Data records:

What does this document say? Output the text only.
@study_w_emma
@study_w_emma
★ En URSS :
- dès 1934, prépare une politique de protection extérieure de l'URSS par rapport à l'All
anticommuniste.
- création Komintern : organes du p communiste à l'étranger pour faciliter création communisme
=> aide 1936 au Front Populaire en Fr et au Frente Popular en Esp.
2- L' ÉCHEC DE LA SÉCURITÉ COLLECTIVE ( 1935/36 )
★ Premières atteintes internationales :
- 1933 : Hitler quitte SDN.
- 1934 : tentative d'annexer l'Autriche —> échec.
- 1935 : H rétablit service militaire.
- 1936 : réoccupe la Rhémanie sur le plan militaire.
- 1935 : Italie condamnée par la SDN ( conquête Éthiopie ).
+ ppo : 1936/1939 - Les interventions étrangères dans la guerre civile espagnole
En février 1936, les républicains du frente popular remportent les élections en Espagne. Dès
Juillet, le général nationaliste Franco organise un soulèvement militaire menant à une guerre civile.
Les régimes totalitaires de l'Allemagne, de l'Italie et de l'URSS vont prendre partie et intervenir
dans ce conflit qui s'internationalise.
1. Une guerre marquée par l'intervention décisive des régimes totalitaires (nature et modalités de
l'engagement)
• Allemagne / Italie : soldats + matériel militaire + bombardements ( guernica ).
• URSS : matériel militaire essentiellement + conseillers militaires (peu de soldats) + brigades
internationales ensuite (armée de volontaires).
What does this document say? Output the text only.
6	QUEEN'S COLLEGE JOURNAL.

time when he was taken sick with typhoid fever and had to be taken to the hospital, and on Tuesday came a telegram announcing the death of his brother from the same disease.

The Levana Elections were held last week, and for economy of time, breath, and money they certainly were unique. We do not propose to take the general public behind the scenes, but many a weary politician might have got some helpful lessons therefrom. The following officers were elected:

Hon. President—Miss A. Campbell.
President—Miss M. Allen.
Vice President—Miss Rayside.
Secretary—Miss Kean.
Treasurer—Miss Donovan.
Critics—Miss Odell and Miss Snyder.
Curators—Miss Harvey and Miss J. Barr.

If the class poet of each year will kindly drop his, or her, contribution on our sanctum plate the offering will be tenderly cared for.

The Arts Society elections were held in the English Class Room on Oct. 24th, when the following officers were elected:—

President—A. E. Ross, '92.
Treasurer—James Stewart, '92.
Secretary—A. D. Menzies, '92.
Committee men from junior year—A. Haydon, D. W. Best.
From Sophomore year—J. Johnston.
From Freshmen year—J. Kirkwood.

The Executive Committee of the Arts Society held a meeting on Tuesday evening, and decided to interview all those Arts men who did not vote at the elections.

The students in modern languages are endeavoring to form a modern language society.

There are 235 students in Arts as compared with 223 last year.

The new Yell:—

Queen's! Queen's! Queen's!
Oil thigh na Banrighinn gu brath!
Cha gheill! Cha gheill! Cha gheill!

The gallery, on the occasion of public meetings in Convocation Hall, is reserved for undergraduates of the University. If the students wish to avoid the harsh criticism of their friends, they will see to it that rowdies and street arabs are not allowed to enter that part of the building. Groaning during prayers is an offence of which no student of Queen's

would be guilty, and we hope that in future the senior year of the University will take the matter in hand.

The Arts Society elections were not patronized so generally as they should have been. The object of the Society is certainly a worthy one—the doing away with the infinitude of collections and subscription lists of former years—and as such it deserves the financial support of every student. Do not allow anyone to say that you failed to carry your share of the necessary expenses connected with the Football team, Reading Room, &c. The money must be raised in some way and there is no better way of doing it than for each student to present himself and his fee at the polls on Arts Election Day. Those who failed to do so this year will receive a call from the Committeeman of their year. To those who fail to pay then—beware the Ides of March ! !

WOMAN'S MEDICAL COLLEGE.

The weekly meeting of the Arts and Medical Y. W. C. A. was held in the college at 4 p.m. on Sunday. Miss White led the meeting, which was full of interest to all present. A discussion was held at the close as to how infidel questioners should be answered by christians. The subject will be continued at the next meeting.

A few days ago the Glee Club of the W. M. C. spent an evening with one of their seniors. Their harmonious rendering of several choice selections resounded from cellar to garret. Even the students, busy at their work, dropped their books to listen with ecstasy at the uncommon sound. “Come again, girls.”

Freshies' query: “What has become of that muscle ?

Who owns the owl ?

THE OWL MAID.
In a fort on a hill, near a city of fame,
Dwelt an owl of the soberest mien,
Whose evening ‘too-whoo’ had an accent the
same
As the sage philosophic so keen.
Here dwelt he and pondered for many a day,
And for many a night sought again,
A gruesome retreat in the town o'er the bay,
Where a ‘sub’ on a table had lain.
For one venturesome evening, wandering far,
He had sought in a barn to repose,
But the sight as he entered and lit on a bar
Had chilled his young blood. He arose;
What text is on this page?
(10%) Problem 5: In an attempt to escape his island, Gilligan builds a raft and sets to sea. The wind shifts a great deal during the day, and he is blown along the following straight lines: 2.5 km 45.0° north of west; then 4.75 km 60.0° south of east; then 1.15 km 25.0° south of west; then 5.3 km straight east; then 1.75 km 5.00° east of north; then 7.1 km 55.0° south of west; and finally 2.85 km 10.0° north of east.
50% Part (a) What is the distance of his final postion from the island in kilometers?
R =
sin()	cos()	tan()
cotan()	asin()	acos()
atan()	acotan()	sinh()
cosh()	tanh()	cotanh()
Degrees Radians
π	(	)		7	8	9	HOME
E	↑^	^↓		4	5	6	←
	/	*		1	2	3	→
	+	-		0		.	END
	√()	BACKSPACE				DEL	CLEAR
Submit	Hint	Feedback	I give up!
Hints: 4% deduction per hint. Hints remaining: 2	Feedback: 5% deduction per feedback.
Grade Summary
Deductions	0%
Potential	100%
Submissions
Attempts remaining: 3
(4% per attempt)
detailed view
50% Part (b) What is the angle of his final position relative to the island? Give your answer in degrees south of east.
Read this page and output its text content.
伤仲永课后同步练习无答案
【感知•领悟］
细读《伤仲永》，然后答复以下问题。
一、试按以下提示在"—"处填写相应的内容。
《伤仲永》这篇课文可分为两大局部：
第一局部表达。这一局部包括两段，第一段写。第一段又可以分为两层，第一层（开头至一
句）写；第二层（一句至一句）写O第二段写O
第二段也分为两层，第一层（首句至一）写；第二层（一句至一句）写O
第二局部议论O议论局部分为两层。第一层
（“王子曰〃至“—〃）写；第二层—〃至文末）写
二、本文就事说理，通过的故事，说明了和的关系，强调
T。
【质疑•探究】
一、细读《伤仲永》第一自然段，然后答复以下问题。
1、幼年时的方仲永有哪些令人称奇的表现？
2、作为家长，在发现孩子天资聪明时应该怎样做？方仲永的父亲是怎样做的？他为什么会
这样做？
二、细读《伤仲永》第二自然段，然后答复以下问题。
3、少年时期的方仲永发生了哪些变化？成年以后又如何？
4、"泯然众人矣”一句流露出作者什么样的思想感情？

Set problem:
Transcribe the whole listing with nothing added or left out.

Response to this task:
What does this document say? Output the text only.
@study_w_emma
@study_w_emma
★ En URSS :
- dès 1934, prépare une politique de protection extérieure de l'URSS par rapport à l'All
anticommuniste.
- création Komintern : organes du p communiste à l'étranger pour faciliter création communisme
=> aide 1936 au Front Populaire en Fr et au Frente Popular en Esp.
2- L' ÉCHEC DE LA SÉCURITÉ COLLECTIVE ( 1935/36 )
★ Premières atteintes internationales :
- 1933 : Hitler quitte SDN.
- 1934 : tentative d'annexer l'Autriche —> échec.
- 1935 : H rétablit service militaire.
- 1936 : réoccupe la Rhémanie sur le plan militaire.
- 1935 : Italie condamnée par la SDN ( conquête Éthiopie ).
+ ppo : 1936/1939 - Les interventions étrangères dans la guerre civile espagnole
En février 1936, les républicains du frente popular remportent les élections en Espagne. Dès
Juillet, le général nationaliste Franco organise un soulèvement militaire menant à une guerre civile.
Les régimes totalitaires de l'Allemagne, de l'Italie et de l'URSS vont prendre partie et intervenir
dans ce conflit qui s'internationalise.
1. Une guerre marquée par l'intervention décisive des régimes totalitaires (nature et modalités de
l'engagement)
• Allemagne / Italie : soldats + matériel militaire + bombardements ( guernica ).
• URSS : matériel militaire essentiellement + conseillers militaires (peu de soldats) + brigades
internationales ensuite (armée de volontaires).
What does this document say? Output the text only.
6	QUEEN'S COLLEGE JOURNAL.

time when he was taken sick with typhoid fever and had to be taken to the hospital, and on Tuesday came a telegram announcing the death of his brother from the same disease.

The Levana Elections were held last week, and for economy of time, breath, and money they certainly were unique. We do not propose to take the general public behind the scenes, but many a weary politician might have got some helpful lessons therefrom. The following officers were elected:

Hon. President—Miss A. Campbell.
President—Miss M. Allen.
Vice President—Miss Rayside.
Secretary—Miss Kean.
Treasurer—Miss Donovan.
Critics—Miss Odell and Miss Snyder.
Curators—Miss Harvey and Miss J. Barr.

If the class poet of each year will kindly drop his, or her, contribution on our sanctum plate the offering will be tenderly cared for.

The Arts Society elections were held in the English Class Room on Oct. 24th, when the following officers were elected:—

President—A. E. Ross, '92.
Treasurer—James Stewart, '92.
Secretary—A. D. Menzies, '92.
Committee men from junior year—A. Haydon, D. W. Best.
From Sophomore year—J. Johnston.
From Freshmen year—J. Kirkwood.

The Executive Committee of the Arts Society held a meeting on Tuesday evening, and decided to interview all those Arts men who did not vote at the elections.

The students in modern languages are endeavoring to form a modern language society.

There are 235 students in Arts as compared with 223 last year.

The new Yell:—

Queen's! Queen's! Queen's!
Oil thigh na Banrighinn gu brath!
Cha gheill! Cha gheill! Cha gheill!

The gallery, on the occasion of public meetings in Convocation Hall, is reserved for undergraduates of the University. If the students wish to avoid the harsh criticism of their friends, they will see to it that rowdies and street arabs are not allowed to enter that part of the building. Groaning during prayers is an offence of which no student of Queen's

would be guilty, and we hope that in future the senior year of the University will take the matter in hand.

The Arts Society elections were not patronized so generally as they should have been. The object of the Society is certainly a worthy one—the doing away with the infinitude of collections and subscription lists of former years—and as such it deserves the financial support of every student. Do not allow anyone to say that you failed to carry your share of the necessary expenses connected with the Football team, Reading Room, &c. The money must be raised in some way and there is no better way of doing it than for each student to present himself and his fee at the polls on Arts Election Day. Those who failed to do so this year will receive a call from the Committeeman of their year. To those who fail to pay then—beware the Ides of March ! !

WOMAN'S MEDICAL COLLEGE.

The weekly meeting of the Arts and Medical Y. W. C. A. was held in the college at 4 p.m. on Sunday. Miss White led the meeting, which was full of interest to all present. A discussion was held at the close as to how infidel questioners should be answered by christians. The subject will be continued at the next meeting.

A few days ago the Glee Club of the W. M. C. spent an evening with one of their seniors. Their harmonious rendering of several choice selections resounded from cellar to garret. Even the students, busy at their work, dropped their books to listen with ecstasy at the uncommon sound. “Come again, girls.”

Freshies' query: “What has become of that muscle ?

Who owns the owl ?

THE OWL MAID.
In a fort on a hill, near a city of fame,
Dwelt an owl of the soberest mien,
Whose evening ‘too-whoo’ had an accent the
same
As the sage philosophic so keen.
Here dwelt he and pondered for many a day,
And for many a night sought again,
A gruesome retreat in the town o'er the bay,
Where a ‘sub’ on a table had lain.
For one venturesome evening, wandering far,
He had sought in a barn to repose,
But the sight as he entered and lit on a bar
Had chilled his young blood. He arose;
What text is on this page?
(10%) Problem 5: In an attempt to escape his island, Gilligan builds a raft and sets to sea. The wind shifts a great deal during the day, and he is blown along the following straight lines: 2.5 km 45.0° north of west; then 4.75 km 60.0° south of east; then 1.15 km 25.0° south of west; then 5.3 km straight east; then 1.75 km 5.00° east of north; then 7.1 km 55.0° south of west; and finally 2.85 km 10.0° north of east.
50% Part (a) What is the distance of his final postion from the island in kilometers?
R =
sin()	cos()	tan()
cotan()	asin()	acos()
atan()	acotan()	sinh()
cosh()	tanh()	cotanh()
Degrees Radians
π	(	)		7	8	9	HOME
E	↑^	^↓		4	5	6	←
	/	*		1	2	3	→
	+	-		0		.	END
	√()	BACKSPACE				DEL	CLEAR
Submit	Hint	Feedback	I give up!
Hints: 4% deduction per hint. Hints remaining: 2	Feedback: 5% deduction per feedback.
Grade Summary
Deductions	0%
Potential	100%
Submissions
Attempts remaining: 3
(4% per attempt)
detailed view
50% Part (b) What is the angle of his final position relative to the island? Give your answer in degrees south of east.
Read this page and output its text content.
伤仲永课后同步练习无答案
【感知•领悟］
细读《伤仲永》，然后答复以下问题。
一、试按以下提示在"—"处填写相应的内容。
《伤仲永》这篇课文可分为两大局部：
第一局部表达。这一局部包括两段，第一段写。第一段又可以分为两层，第一层（开头至一
句）写；第二层（一句至一句）写O第二段写O
第二段也分为两层，第一层（首句至一）写；第二层（一句至一句）写O
第二局部议论O议论局部分为两层。第一层
（“王子曰〃至“—〃）写；第二层—〃至文末）写
二、本文就事说理，通过的故事，说明了和的关系，强调
T。
【质疑•探究】
一、细读《伤仲永》第一自然段，然后答复以下问题。
1、幼年时的方仲永有哪些令人称奇的表现？
2、作为家长，在发现孩子天资聪明时应该怎样做？方仲永的父亲是怎样做的？他为什么会
这样做？
二、细读《伤仲永》第二自然段，然后答复以下问题。
3、少年时期的方仲永发生了哪些变化？成年以后又如何？
4、"泯然众人矣”一句流露出作者什么样的思想感情？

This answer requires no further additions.